=== PROVIDED DATA ===
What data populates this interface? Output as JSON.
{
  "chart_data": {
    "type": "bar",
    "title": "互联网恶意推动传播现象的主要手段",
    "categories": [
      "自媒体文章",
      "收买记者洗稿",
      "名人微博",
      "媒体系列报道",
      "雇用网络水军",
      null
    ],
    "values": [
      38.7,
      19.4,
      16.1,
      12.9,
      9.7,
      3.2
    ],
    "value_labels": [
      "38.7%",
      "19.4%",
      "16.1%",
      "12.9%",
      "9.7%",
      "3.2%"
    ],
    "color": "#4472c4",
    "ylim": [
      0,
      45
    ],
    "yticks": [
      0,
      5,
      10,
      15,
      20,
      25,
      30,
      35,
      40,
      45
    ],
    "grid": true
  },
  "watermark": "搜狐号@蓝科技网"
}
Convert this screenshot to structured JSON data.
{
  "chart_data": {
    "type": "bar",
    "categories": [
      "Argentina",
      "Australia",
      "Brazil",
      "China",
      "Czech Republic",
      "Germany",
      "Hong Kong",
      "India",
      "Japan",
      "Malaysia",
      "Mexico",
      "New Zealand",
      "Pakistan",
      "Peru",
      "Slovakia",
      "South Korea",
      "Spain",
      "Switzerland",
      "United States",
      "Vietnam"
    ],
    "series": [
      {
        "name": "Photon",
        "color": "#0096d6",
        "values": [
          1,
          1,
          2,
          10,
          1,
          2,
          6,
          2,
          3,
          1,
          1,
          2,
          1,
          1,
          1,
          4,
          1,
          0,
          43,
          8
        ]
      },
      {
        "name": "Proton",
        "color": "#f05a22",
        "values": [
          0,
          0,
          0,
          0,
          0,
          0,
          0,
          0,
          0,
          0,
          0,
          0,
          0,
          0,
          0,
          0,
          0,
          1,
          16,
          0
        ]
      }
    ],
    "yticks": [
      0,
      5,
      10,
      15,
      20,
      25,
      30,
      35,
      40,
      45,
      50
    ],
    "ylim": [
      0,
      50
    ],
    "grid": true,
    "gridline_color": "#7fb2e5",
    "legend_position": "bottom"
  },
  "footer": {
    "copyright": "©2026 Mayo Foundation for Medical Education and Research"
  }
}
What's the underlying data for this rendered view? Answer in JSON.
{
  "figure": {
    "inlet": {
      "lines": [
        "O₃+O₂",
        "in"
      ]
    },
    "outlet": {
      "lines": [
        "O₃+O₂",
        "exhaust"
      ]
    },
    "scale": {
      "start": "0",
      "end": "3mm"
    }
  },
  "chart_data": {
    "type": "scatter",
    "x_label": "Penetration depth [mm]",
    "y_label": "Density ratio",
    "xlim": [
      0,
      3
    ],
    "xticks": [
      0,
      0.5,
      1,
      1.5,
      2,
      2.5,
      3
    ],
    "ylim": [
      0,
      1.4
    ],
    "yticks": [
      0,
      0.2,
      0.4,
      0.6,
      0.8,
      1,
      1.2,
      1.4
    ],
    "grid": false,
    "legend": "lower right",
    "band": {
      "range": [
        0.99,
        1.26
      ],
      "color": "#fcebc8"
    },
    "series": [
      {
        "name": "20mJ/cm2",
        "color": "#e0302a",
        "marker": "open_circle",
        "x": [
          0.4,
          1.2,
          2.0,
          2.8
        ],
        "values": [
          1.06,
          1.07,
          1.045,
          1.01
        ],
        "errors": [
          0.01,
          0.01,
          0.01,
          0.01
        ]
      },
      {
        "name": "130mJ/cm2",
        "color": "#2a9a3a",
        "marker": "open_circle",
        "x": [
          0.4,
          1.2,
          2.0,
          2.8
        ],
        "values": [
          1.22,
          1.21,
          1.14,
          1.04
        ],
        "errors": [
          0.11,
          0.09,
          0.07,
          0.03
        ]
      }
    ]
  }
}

=== EXERCISE ===
Your task is to output all of the data above word for word.

=== ANSWER FOR THIS EXERCISE ===
What data populates this interface? Output as JSON.
{
  "chart_data": {
    "type": "bar",
    "title": "互联网恶意推动传播现象的主要手段",
    "categories": [
      "自媒体文章",
      "收买记者洗稿",
      "名人微博",
      "媒体系列报道",
      "雇用网络水军",
      null
    ],
    "values": [
      38.7,
      19.4,
      16.1,
      12.9,
      9.7,
      3.2
    ],
    "value_labels": [
      "38.7%",
      "19.4%",
      "16.1%",
      "12.9%",
      "9.7%",
      "3.2%"
    ],
    "color": "#4472c4",
    "ylim": [
      0,
      45
    ],
    "yticks": [
      0,
      5,
      10,
      15,
      20,
      25,
      30,
      35,
      40,
      45
    ],
    "grid": true
  },
  "watermark": "搜狐号@蓝科技网"
}
Convert this screenshot to structured JSON data.
{
  "chart_data": {
    "type": "bar",
    "categories": [
      "Argentina",
      "Australia",
      "Brazil",
      "China",
      "Czech Republic",
      "Germany",
      "Hong Kong",
      "India",
      "Japan",
      "Malaysia",
      "Mexico",
      "New Zealand",
      "Pakistan",
      "Peru",
      "Slovakia",
      "South Korea",
      "Spain",
      "Switzerland",
      "United States",
      "Vietnam"
    ],
    "series": [
      {
        "name": "Photon",
        "color": "#0096d6",
        "values": [
          1,
          1,
          2,
          10,
          1,
          2,
          6,
          2,
          3,
          1,
          1,
          2,
          1,
          1,
          1,
          4,
          1,
          0,
          43,
          8
        ]
      },
      {
        "name": "Proton",
        "color": "#f05a22",
        "values": [
          0,
          0,
          0,
          0,
          0,
          0,
          0,
          0,
          0,
          0,
          0,
          0,
          0,
          0,
          0,
          0,
          0,
          1,
          16,
          0
        ]
      }
    ],
    "yticks": [
      0,
      5,
      10,
      15,
      20,
      25,
      30,
      35,
      40,
      45,
      50
    ],
    "ylim": [
      0,
      50
    ],
    "grid": true,
    "gridline_color": "#7fb2e5",
    "legend_position": "bottom"
  },
  "footer": {
    "copyright": "©2026 Mayo Foundation for Medical Education and Research"
  }
}
What's the underlying data for this rendered view? Answer in JSON.
{
  "figure": {
    "inlet": {
      "lines": [
        "O₃+O₂",
        "in"
      ]
    },
    "outlet": {
      "lines": [
        "O₃+O₂",
        "exhaust"
      ]
    },
    "scale": {
      "start": "0",
      "end": "3mm"
    }
  },
  "chart_data": {
    "type": "scatter",
    "x_label": "Penetration depth [mm]",
    "y_label": "Density ratio",
    "xlim": [
      0,
      3
    ],
    "xticks": [
      0,
      0.5,
      1,
      1.5,
      2,
      2.5,
      3
    ],
    "ylim": [
      0,
      1.4
    ],
    "yticks": [
      0,
      0.2,
      0.4,
      0.6,
      0.8,
      1,
      1.2,
      1.4
    ],
    "grid": false,
    "legend": "lower right",
    "band": {
      "range": [
        0.99,
        1.26
      ],
      "color": "#fcebc8"
    },
    "series": [
      {
        "name": "20mJ/cm2",
        "color": "#e0302a",
        "marker": "open_circle",
        "x": [
          0.4,
          1.2,
          2.0,
          2.8
        ],
        "values": [
          1.06,
          1.07,
          1.045,
          1.01
        ],
        "errors": [
          0.01,
          0.01,
          0.01,
          0.01
        ]
      },
      {
        "name": "130mJ/cm2",
        "color": "#2a9a3a",
        "marker": "open_circle",
        "x": [
          0.4,
          1.2,
          2.0,
          2.8
        ],
        "values": [
          1.22,
          1.21,
          1.14,
          1.04
        ],
        "errors": [
          0.11,
          0.09,
          0.07,
          0.03
        ]
      }
    ]
  }
}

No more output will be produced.